Data section start

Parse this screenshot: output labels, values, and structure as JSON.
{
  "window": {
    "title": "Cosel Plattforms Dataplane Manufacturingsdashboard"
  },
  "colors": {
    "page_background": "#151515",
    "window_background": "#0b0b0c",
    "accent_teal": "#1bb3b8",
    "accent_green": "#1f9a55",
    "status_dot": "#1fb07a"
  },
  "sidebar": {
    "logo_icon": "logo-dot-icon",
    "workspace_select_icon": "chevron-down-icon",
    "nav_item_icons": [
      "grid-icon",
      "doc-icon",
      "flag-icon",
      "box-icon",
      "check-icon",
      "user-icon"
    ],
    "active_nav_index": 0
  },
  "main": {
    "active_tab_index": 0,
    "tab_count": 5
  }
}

Data section end

- Task: Copy all the entries verbatim.

- Solution to the problem:
Parse this screenshot: output labels, values, and structure as JSON.
{
  "window": {
    "title": "Cosel Plattforms Dataplane Manufacturingsdashboard"
  },
  "colors": {
    "page_background": "#151515",
    "window_background": "#0b0b0c",
    "accent_teal": "#1bb3b8",
    "accent_green": "#1f9a55",
    "status_dot": "#1fb07a"
  },
  "sidebar": {
    "logo_icon": "logo-dot-icon",
    "workspace_select_icon": "chevron-down-icon",
    "nav_item_icons": [
      "grid-icon",
      "doc-icon",
      "flag-icon",
      "box-icon",
      "check-icon",
      "user-icon"
    ],
    "active_nav_index": 0
  },
  "main": {
    "active_tab_index": 0,
    "tab_count": 5
  }
}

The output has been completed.